- **Problem description**: Extract every record, exactly as written, and ignore the pictures.

━━━━━ Records ━━━━━

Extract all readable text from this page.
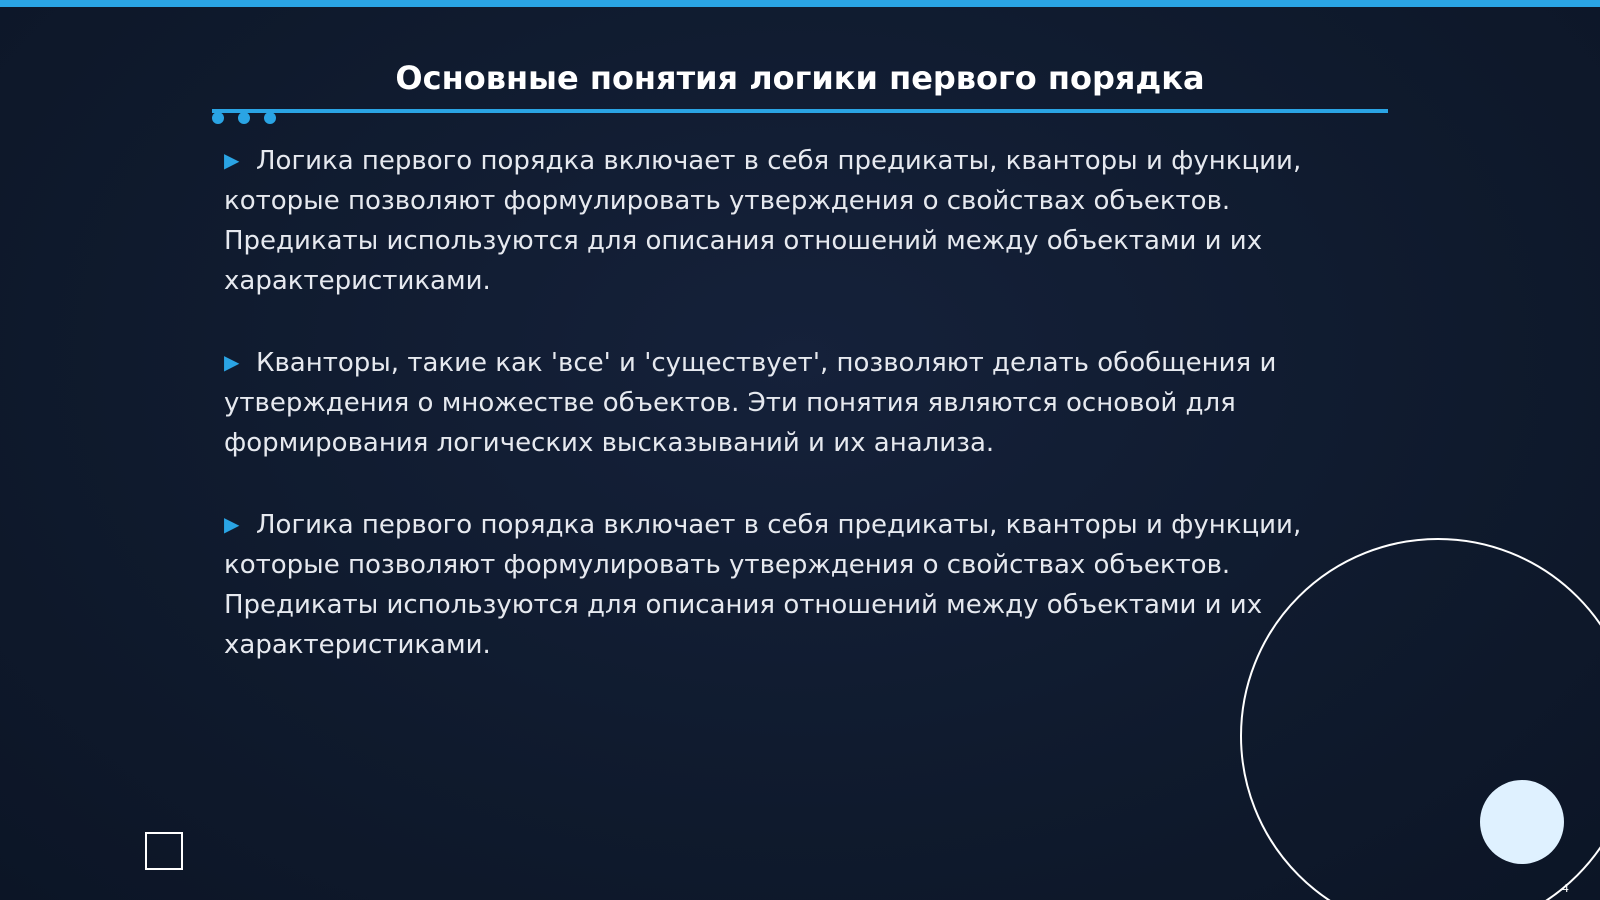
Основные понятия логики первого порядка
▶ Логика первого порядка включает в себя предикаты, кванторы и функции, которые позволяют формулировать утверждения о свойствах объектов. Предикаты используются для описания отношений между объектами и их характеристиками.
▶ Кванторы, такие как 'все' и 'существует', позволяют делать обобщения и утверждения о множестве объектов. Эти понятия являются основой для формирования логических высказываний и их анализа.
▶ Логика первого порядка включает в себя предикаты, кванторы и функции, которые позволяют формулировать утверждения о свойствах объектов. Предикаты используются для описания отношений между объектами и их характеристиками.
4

━━━━━

- **Response for this exercise**:
Extract all readable text from this page.
Основные понятия логики первого порядка
▶ Логика первого порядка включает в себя предикаты, кванторы и функции, которые позволяют формулировать утверждения о свойствах объектов. Предикаты используются для описания отношений между объектами и их характеристиками.
▶ Кванторы, такие как 'все' и 'существует', позволяют делать обобщения и утверждения о множестве объектов. Эти понятия являются основой для формирования логических высказываний и их анализа.
▶ Логика первого порядка включает в себя предикаты, кванторы и функции, которые позволяют формулировать утверждения о свойствах объектов. Предикаты используются для описания отношений между объектами и их характеристиками.
4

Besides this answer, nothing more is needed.